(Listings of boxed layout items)
——

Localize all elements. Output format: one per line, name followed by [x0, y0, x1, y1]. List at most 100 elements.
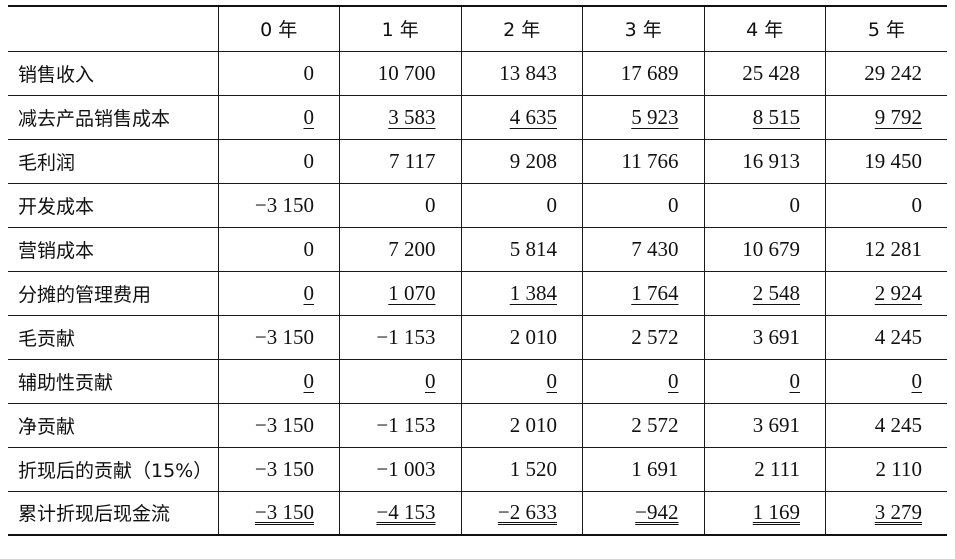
value-cell: 2 111 [703, 446, 826, 492]
value-cell: 4 245 [825, 402, 947, 448]
cell-value: −1 153 [376, 324, 436, 349]
row-label: 辅助性贡献 [8, 358, 219, 404]
value-cell: 3 583 [339, 94, 462, 140]
cell-value: 0 [303, 60, 315, 85]
value-cell: −1 153 [339, 314, 462, 360]
cell-value: 0 [425, 368, 436, 393]
cell-value: 1 384 [509, 280, 557, 305]
row-label: 毛利润 [8, 138, 219, 184]
cell-value: 0 [789, 368, 801, 393]
year-header: 0 年 [217, 5, 340, 52]
value-cell: 16 913 [703, 138, 826, 184]
value-cell: 7 430 [582, 226, 705, 272]
value-cell: 25 428 [703, 50, 826, 96]
value-cell: −3 150 [217, 402, 340, 448]
cell-value: −3 150 [254, 412, 314, 437]
value-cell: −3 150 [217, 182, 340, 228]
cell-value: 3 691 [752, 324, 800, 349]
cell-value: 1 691 [631, 456, 679, 481]
cell-value: 3 583 [388, 104, 436, 129]
cell-value: 0 [668, 368, 679, 393]
table-row: 分摊的管理费用 0 1 070 1 384 1 764 2 548 2 924 [8, 270, 947, 316]
cell-value: 0 [789, 192, 801, 217]
cell-value: 0 [303, 148, 315, 173]
cell-value: −4 153 [376, 500, 436, 525]
value-cell: 0 [703, 358, 826, 404]
cell-value: −942 [635, 500, 679, 525]
table-row: 折现后的贡献（15%） −3 150 −1 003 1 520 1 691 2 111 2 … [8, 446, 947, 492]
cell-value: 4 245 [874, 412, 922, 437]
value-cell: 7 117 [339, 138, 462, 184]
cell-value: 2 548 [752, 280, 800, 305]
value-cell: 12 281 [825, 226, 947, 272]
row-label: 累计折现后现金流 [8, 490, 219, 536]
value-cell: 10 679 [703, 226, 826, 272]
cell-value: −3 150 [254, 500, 314, 525]
value-cell: 5 814 [460, 226, 583, 272]
value-cell: 0 [582, 358, 705, 404]
table-row: 开发成本 −3 150 0 0 0 0 0 [8, 182, 947, 228]
financial-table: 0 年 1 年 2 年 3 年 4 年 5 年 销售收入 0 10 700 13 84… [8, 5, 947, 536]
cell-value: 2 111 [754, 456, 800, 481]
row-label: 折现后的贡献（15%） [8, 446, 219, 492]
value-cell: 2 572 [582, 402, 705, 448]
cell-value: 7 117 [389, 148, 436, 173]
value-cell: 0 [825, 358, 947, 404]
cell-value: 4 635 [509, 104, 557, 129]
row-label: 销售收入 [8, 50, 219, 96]
cell-value: 1 070 [388, 280, 436, 305]
value-cell: 2 924 [825, 270, 947, 316]
cell-value: 8 515 [752, 104, 800, 129]
year-header: 1 年 [339, 5, 462, 52]
value-cell: 9 792 [825, 94, 947, 140]
cell-value: 25 428 [742, 60, 800, 85]
value-cell: 0 [339, 182, 462, 228]
value-cell: 0 [460, 358, 583, 404]
row-label: 净贡献 [8, 402, 219, 448]
value-cell: 0 [217, 138, 340, 184]
cell-value: 9 792 [874, 104, 922, 129]
cell-value: 0 [303, 368, 315, 393]
cell-value: 7 200 [388, 236, 436, 261]
value-cell: 1 384 [460, 270, 583, 316]
header-row: 0 年 1 年 2 年 3 年 4 年 5 年 [8, 5, 947, 52]
value-cell: 3 691 [703, 402, 826, 448]
cell-value: −3 150 [254, 324, 314, 349]
value-cell: −3 150 [217, 490, 340, 536]
cell-value: −1 153 [376, 412, 436, 437]
year-header: 3 年 [582, 5, 705, 52]
row-label: 开发成本 [8, 182, 219, 228]
table-row: 销售收入 0 10 700 13 843 17 689 25 428 29 242 [8, 50, 947, 96]
table-body: 销售收入 0 10 700 13 843 17 689 25 428 29 242 减去产品销… [8, 50, 947, 536]
cell-value: 5 814 [509, 236, 557, 261]
value-cell: 0 [825, 182, 947, 228]
value-cell: 0 [217, 270, 340, 316]
row-label: 毛贡献 [8, 314, 219, 360]
value-cell: 4 635 [460, 94, 583, 140]
cell-value: 0 [303, 236, 315, 261]
value-cell: 0 [703, 182, 826, 228]
value-cell: 11 766 [582, 138, 705, 184]
value-cell: 2 010 [460, 314, 583, 360]
value-cell: 0 [582, 182, 705, 228]
value-cell: −2 633 [460, 490, 583, 536]
year-header: 4 年 [703, 5, 826, 52]
cell-value: 0 [546, 368, 558, 393]
value-cell: 10 700 [339, 50, 462, 96]
year-header: 2 年 [460, 5, 583, 52]
value-cell: 0 [217, 358, 340, 404]
value-cell: −1 003 [339, 446, 462, 492]
cell-value: 29 242 [864, 60, 922, 85]
value-cell: 1 520 [460, 446, 583, 492]
value-cell: 4 245 [825, 314, 947, 360]
cell-value: 0 [425, 192, 436, 217]
value-cell: 0 [217, 50, 340, 96]
value-cell: 0 [339, 358, 462, 404]
value-cell: 3 691 [703, 314, 826, 360]
value-cell: −3 150 [217, 314, 340, 360]
value-cell: 1 764 [582, 270, 705, 316]
cell-value: 0 [303, 280, 315, 305]
table-row: 营销成本 0 7 200 5 814 7 430 10 679 12 281 [8, 226, 947, 272]
cell-value: 0 [911, 192, 923, 217]
cell-value: 4 245 [874, 324, 922, 349]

——

Update the lines above by replacing every occurrence of "row-label" with "row-header", leaving everything else unchanged. Omit the pictures from your answer.

Localize all elements. Output format: one per line, name followed by [x0, y0, x1, y1]. List at most 100 elements.
value-cell: 2 111 [703, 446, 826, 492]
value-cell: 4 245 [825, 402, 947, 448]
cell-value: −1 153 [376, 324, 436, 349]
row-header: 辅助性贡献 [8, 358, 219, 404]
value-cell: 3 583 [339, 94, 462, 140]
cell-value: 0 [303, 60, 315, 85]
value-cell: −1 153 [339, 314, 462, 360]
cell-value: 0 [425, 368, 436, 393]
cell-value: 1 384 [509, 280, 557, 305]
row-header: 毛利润 [8, 138, 219, 184]
cell-value: 0 [789, 368, 801, 393]
year-header: 0 年 [217, 5, 340, 52]
value-cell: 16 913 [703, 138, 826, 184]
value-cell: 7 430 [582, 226, 705, 272]
value-cell: 25 428 [703, 50, 826, 96]
value-cell: −3 150 [217, 402, 340, 448]
cell-value: −3 150 [254, 412, 314, 437]
value-cell: −3 150 [217, 182, 340, 228]
cell-value: 3 691 [752, 324, 800, 349]
cell-value: 1 691 [631, 456, 679, 481]
cell-value: 3 583 [388, 104, 436, 129]
cell-value: 0 [668, 368, 679, 393]
table-row: 分摊的管理费用 0 1 070 1 384 1 764 2 548 2 924 [8, 270, 947, 316]
cell-value: 0 [789, 192, 801, 217]
cell-value: 0 [303, 148, 315, 173]
cell-value: −4 153 [376, 500, 436, 525]
value-cell: 0 [703, 358, 826, 404]
cell-value: −942 [635, 500, 679, 525]
table-row: 折现后的贡献（15%） −3 150 −1 003 1 520 1 691 2 111 2 … [8, 446, 947, 492]
cell-value: 4 245 [874, 412, 922, 437]
value-cell: 7 117 [339, 138, 462, 184]
cell-value: 2 548 [752, 280, 800, 305]
value-cell: 12 281 [825, 226, 947, 272]
row-header: 累计折现后现金流 [8, 490, 219, 536]
value-cell: 10 679 [703, 226, 826, 272]
cell-value: −3 150 [254, 500, 314, 525]
value-cell: 5 814 [460, 226, 583, 272]
value-cell: 0 [582, 358, 705, 404]
table-row: 开发成本 −3 150 0 0 0 0 0 [8, 182, 947, 228]
financial-table: 0 年 1 年 2 年 3 年 4 年 5 年 销售收入 0 10 700 13 84… [8, 5, 947, 536]
cell-value: 2 111 [754, 456, 800, 481]
row-header: 折现后的贡献（15%） [8, 446, 219, 492]
value-cell: 2 572 [582, 402, 705, 448]
cell-value: 7 117 [389, 148, 436, 173]
value-cell: 0 [825, 358, 947, 404]
cell-value: 4 635 [509, 104, 557, 129]
row-header: 销售收入 [8, 50, 219, 96]
cell-value: 1 070 [388, 280, 436, 305]
value-cell: 2 924 [825, 270, 947, 316]
cell-value: 8 515 [752, 104, 800, 129]
year-header: 1 年 [339, 5, 462, 52]
value-cell: 9 792 [825, 94, 947, 140]
cell-value: 25 428 [742, 60, 800, 85]
value-cell: 0 [339, 182, 462, 228]
value-cell: 0 [460, 358, 583, 404]
row-header: 净贡献 [8, 402, 219, 448]
value-cell: 0 [217, 138, 340, 184]
cell-value: 9 792 [874, 104, 922, 129]
cell-value: 0 [303, 368, 315, 393]
cell-value: 7 200 [388, 236, 436, 261]
value-cell: 1 384 [460, 270, 583, 316]
header-row: 0 年 1 年 2 年 3 年 4 年 5 年 [8, 5, 947, 52]
value-cell: 3 691 [703, 402, 826, 448]
cell-value: −3 150 [254, 324, 314, 349]
value-cell: −3 150 [217, 490, 340, 536]
cell-value: −1 153 [376, 412, 436, 437]
year-header: 3 年 [582, 5, 705, 52]
row-header: 开发成本 [8, 182, 219, 228]
table-row: 销售收入 0 10 700 13 843 17 689 25 428 29 242 [8, 50, 947, 96]
table-body: 销售收入 0 10 700 13 843 17 689 25 428 29 242 减去产品销… [8, 50, 947, 536]
cell-value: 5 814 [509, 236, 557, 261]
value-cell: 0 [825, 182, 947, 228]
value-cell: 0 [217, 270, 340, 316]
row-header: 毛贡献 [8, 314, 219, 360]
value-cell: 4 635 [460, 94, 583, 140]
cell-value: 0 [303, 236, 315, 261]
value-cell: 0 [703, 182, 826, 228]
value-cell: 11 766 [582, 138, 705, 184]
value-cell: 2 010 [460, 314, 583, 360]
value-cell: 0 [582, 182, 705, 228]
value-cell: −2 633 [460, 490, 583, 536]
year-header: 4 年 [703, 5, 826, 52]
cell-value: 0 [546, 368, 558, 393]
value-cell: 10 700 [339, 50, 462, 96]
year-header: 2 年 [460, 5, 583, 52]
value-cell: 0 [217, 358, 340, 404]
value-cell: −1 003 [339, 446, 462, 492]
cell-value: 29 242 [864, 60, 922, 85]
value-cell: 1 520 [460, 446, 583, 492]
value-cell: 4 245 [825, 314, 947, 360]
cell-value: 0 [425, 192, 436, 217]
value-cell: 0 [217, 50, 340, 96]
value-cell: 0 [339, 358, 462, 404]
value-cell: 3 691 [703, 314, 826, 360]
value-cell: −3 150 [217, 314, 340, 360]
value-cell: 1 764 [582, 270, 705, 316]
cell-value: 0 [303, 280, 315, 305]
table-row: 营销成本 0 7 200 5 814 7 430 10 679 12 281 [8, 226, 947, 272]
cell-value: 0 [911, 192, 923, 217]
cell-value: 4 245 [874, 324, 922, 349]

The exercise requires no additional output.